GIVEN DATA below:
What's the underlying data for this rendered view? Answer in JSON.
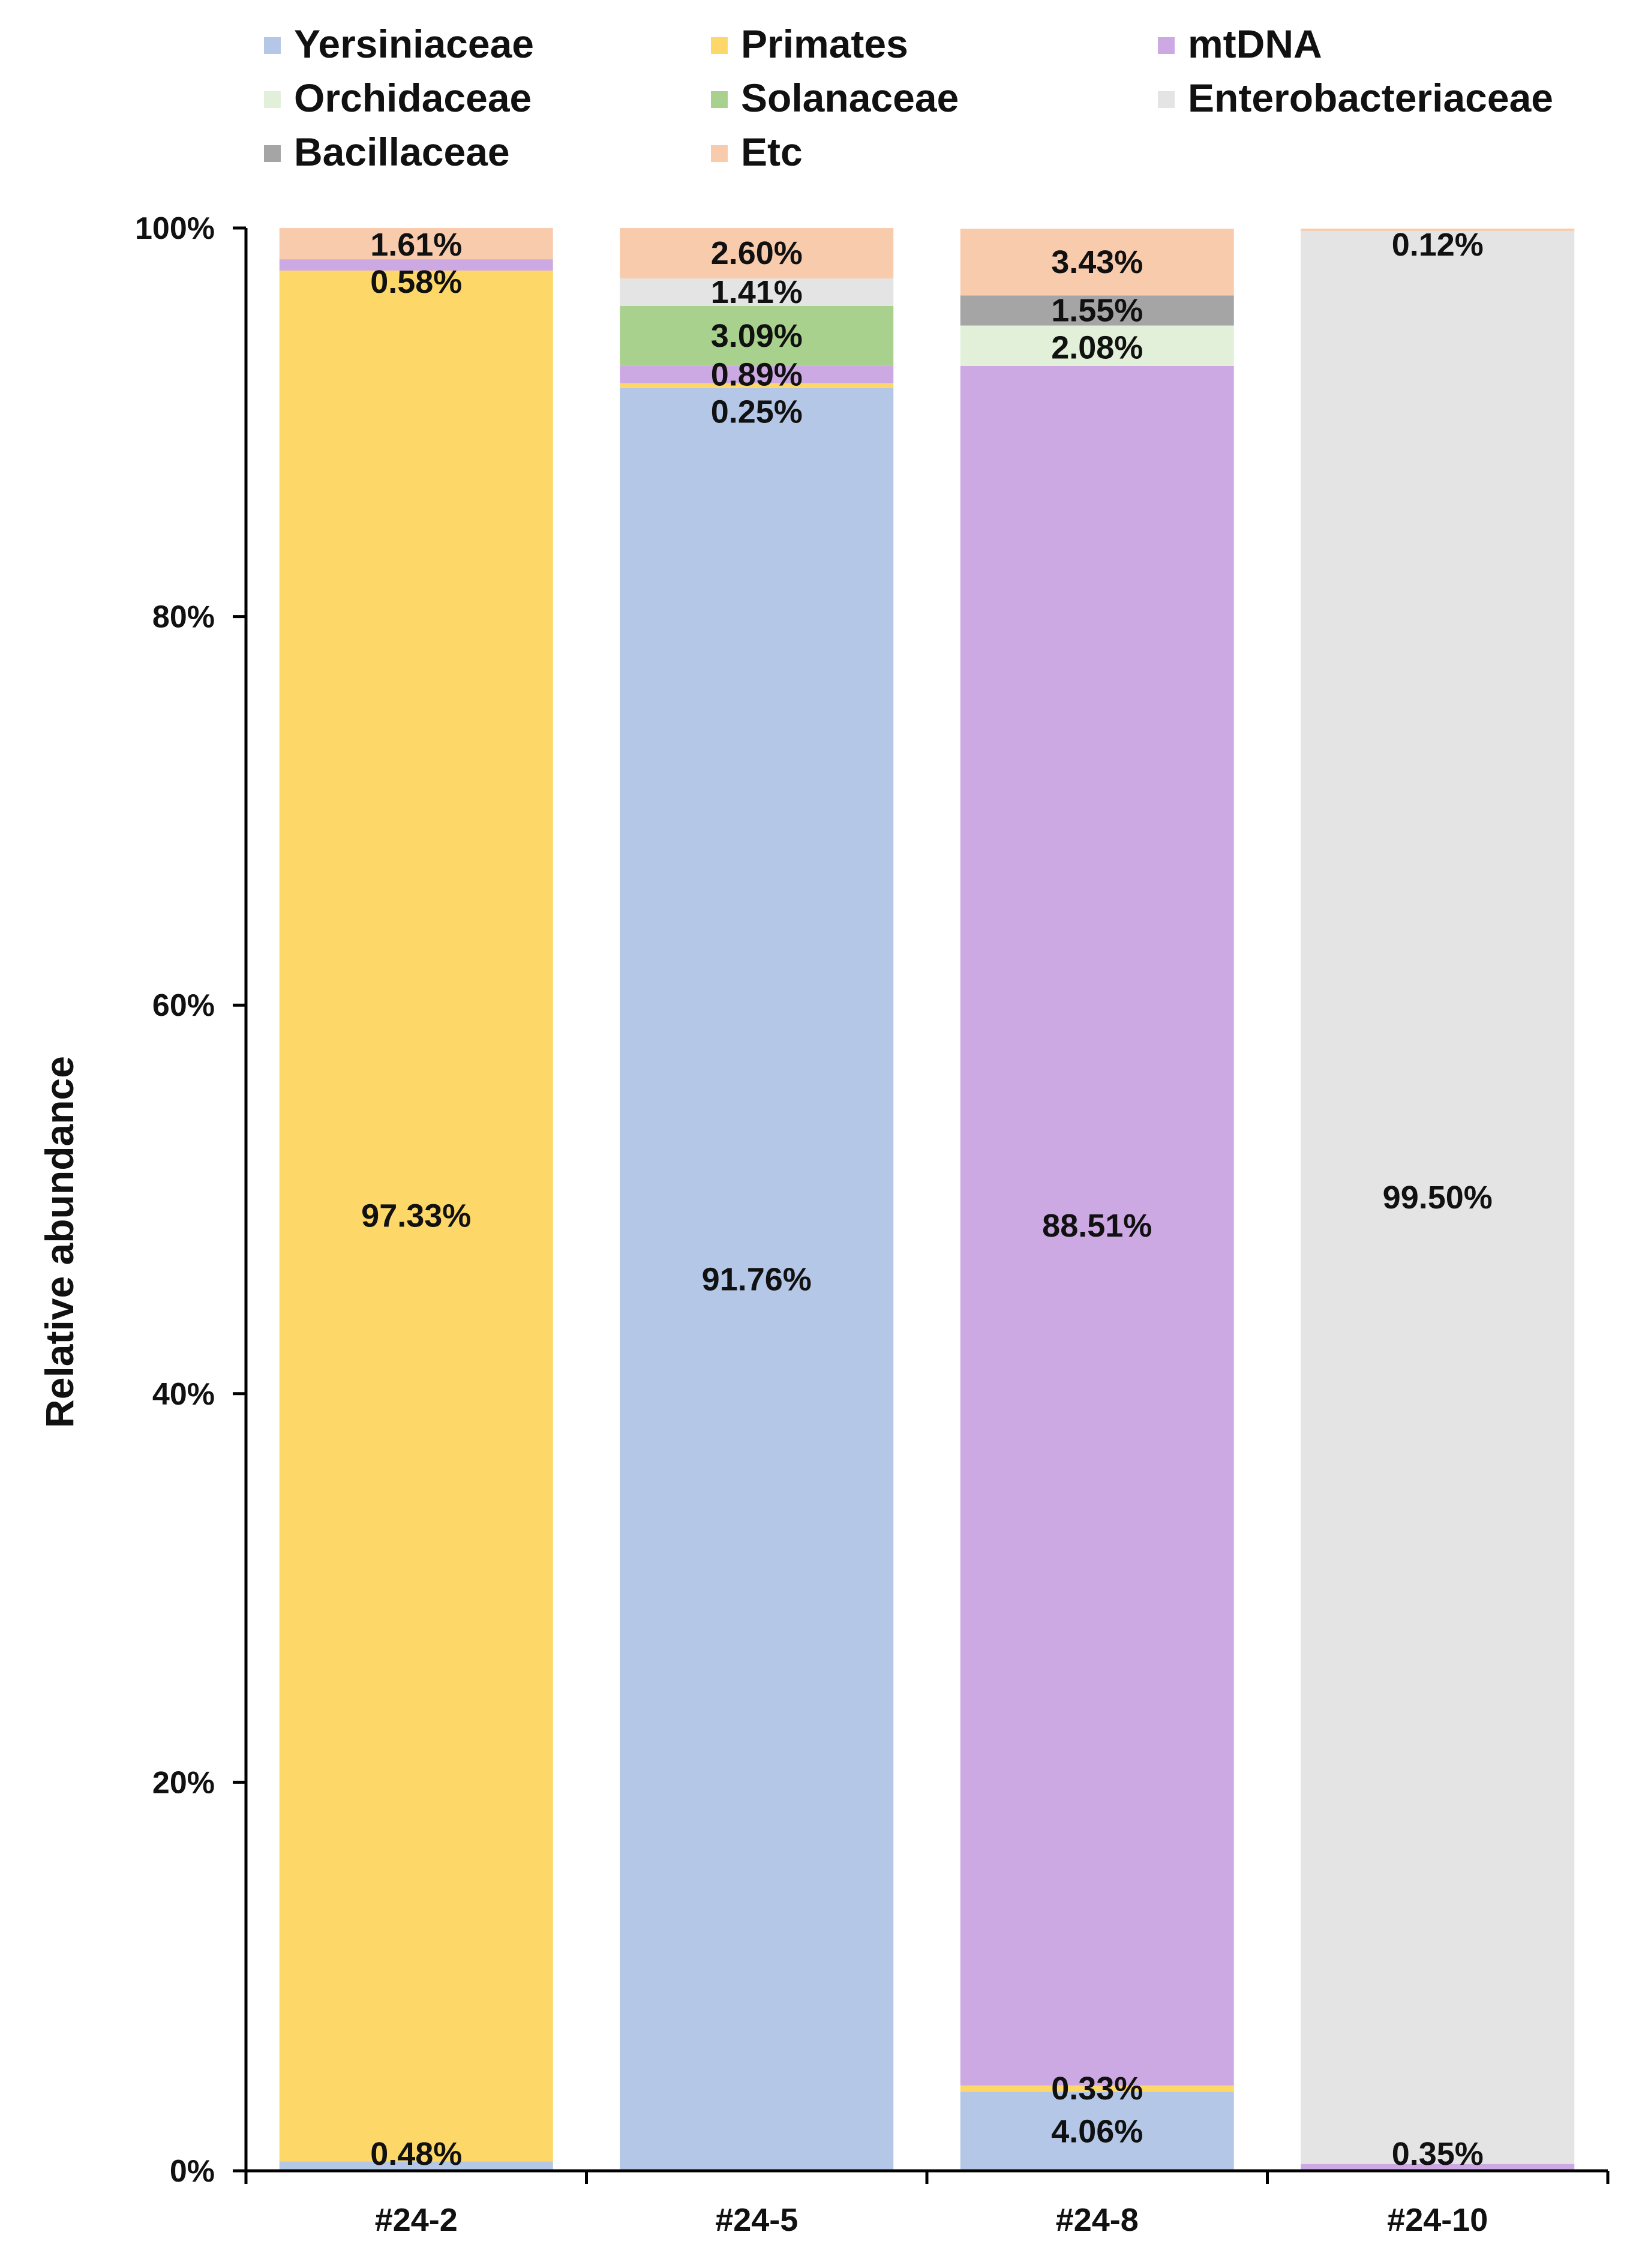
{
  "chart_data": {
    "type": "bar",
    "stacked": true,
    "ylabel": "Relative abundance",
    "xlabel": "",
    "title": "",
    "ylim": [
      0,
      100
    ],
    "yticks": [
      "0%",
      "20%",
      "40%",
      "60%",
      "80%",
      "100%"
    ],
    "ytick_values": [
      0,
      20,
      40,
      60,
      80,
      100
    ],
    "categories": [
      "#24-2",
      "#24-5",
      "#24-8",
      "#24-10"
    ],
    "legend": {
      "placement": "top",
      "columns": 3
    },
    "series": [
      {
        "name": "Yersiniaceae",
        "color": "#B4C7E7",
        "values": [
          0.48,
          91.76,
          4.06,
          0
        ],
        "labels": [
          "0.48%",
          "91.76%",
          "4.06%",
          ""
        ]
      },
      {
        "name": "Primates",
        "color": "#FDD868",
        "values": [
          97.33,
          0.25,
          0.33,
          0
        ],
        "labels": [
          "97.33%",
          "0.25%",
          "0.33%",
          ""
        ]
      },
      {
        "name": "mtDNA",
        "color": "#CDA9E3",
        "values": [
          0.58,
          0.89,
          88.51,
          0.35
        ],
        "labels": [
          "0.58%",
          "0.89%",
          "88.51%",
          "0.35%"
        ]
      },
      {
        "name": "Orchidaceae",
        "color": "#E2F0D9",
        "values": [
          0,
          0,
          2.08,
          0
        ],
        "labels": [
          "",
          "",
          "2.08%",
          ""
        ]
      },
      {
        "name": "Solanaceae",
        "color": "#A9D18E",
        "values": [
          0,
          3.09,
          0,
          0
        ],
        "labels": [
          "",
          "3.09%",
          "",
          ""
        ]
      },
      {
        "name": "Enterobacteriaceae",
        "color": "#E4E4E4",
        "values": [
          0,
          1.41,
          0,
          99.5
        ],
        "labels": [
          "",
          "1.41%",
          "",
          "99.50%"
        ]
      },
      {
        "name": "Bacillaceae",
        "color": "#A5A5A5",
        "values": [
          0,
          0,
          1.55,
          0
        ],
        "labels": [
          "",
          "",
          "1.55%",
          ""
        ]
      },
      {
        "name": "Etc",
        "color": "#F8CBAD",
        "values": [
          1.61,
          2.6,
          3.43,
          0.12
        ],
        "labels": [
          "1.61%",
          "2.60%",
          "3.43%",
          "0.12%"
        ]
      }
    ]
  }
}
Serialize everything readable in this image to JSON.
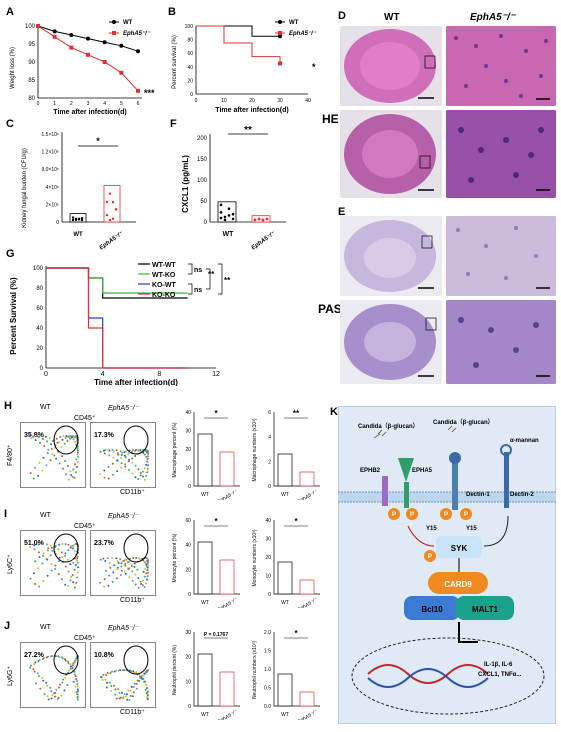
End of GIVEN DATA.
_TASK PROMPT_: Please repeat every record exactly, leaving the pictures out.

_RESPONSE_:
What's the underlying data for this rendered view? Answer in JSON.
{
  "chart_data": {
    "type": "bar",
    "stacked": true,
    "ylabel": "Relative abundance",
    "xlabel": "",
    "title": "",
    "ylim": [
      0,
      100
    ],
    "yticks": [
      "0%",
      "20%",
      "40%",
      "60%",
      "80%",
      "100%"
    ],
    "ytick_values": [
      0,
      20,
      40,
      60,
      80,
      100
    ],
    "categories": [
      "#24-2",
      "#24-5",
      "#24-8",
      "#24-10"
    ],
    "legend": {
      "placement": "top",
      "columns": 3
    },
    "series": [
      {
        "name": "Yersiniaceae",
        "color": "#B4C7E7",
        "values": [
          0.48,
          91.76,
          4.06,
          0
        ],
        "labels": [
          "0.48%",
          "91.76%",
          "4.06%",
          ""
        ]
      },
      {
        "name": "Primates",
        "color": "#FDD868",
        "values": [
          97.33,
          0.25,
          0.33,
          0
        ],
        "labels": [
          "97.33%",
          "0.25%",
          "0.33%",
          ""
        ]
      },
      {
        "name": "mtDNA",
        "color": "#CDA9E3",
        "values": [
          0.58,
          0.89,
          88.51,
          0.35
        ],
        "labels": [
          "0.58%",
          "0.89%",
          "88.51%",
          "0.35%"
        ]
      },
      {
        "name": "Orchidaceae",
        "color": "#E2F0D9",
        "values": [
          0,
          0,
          2.08,
          0
        ],
        "labels": [
          "",
          "",
          "2.08%",
          ""
        ]
      },
      {
        "name": "Solanaceae",
        "color": "#A9D18E",
        "values": [
          0,
          3.09,
          0,
          0
        ],
        "labels": [
          "",
          "3.09%",
          "",
          ""
        ]
      },
      {
        "name": "Enterobacteriaceae",
        "color": "#E4E4E4",
        "values": [
          0,
          1.41,
          0,
          99.5
        ],
        "labels": [
          "",
          "1.41%",
          "",
          "99.50%"
        ]
      },
      {
        "name": "Bacillaceae",
        "color": "#A5A5A5",
        "values": [
          0,
          0,
          1.55,
          0
        ],
        "labels": [
          "",
          "",
          "1.55%",
          ""
        ]
      },
      {
        "name": "Etc",
        "color": "#F8CBAD",
        "values": [
          1.61,
          2.6,
          3.43,
          0.12
        ],
        "labels": [
          "1.61%",
          "2.60%",
          "3.43%",
          "0.12%"
        ]
      }
    ]
  }
}
Serialize everything readable in this image to JSON.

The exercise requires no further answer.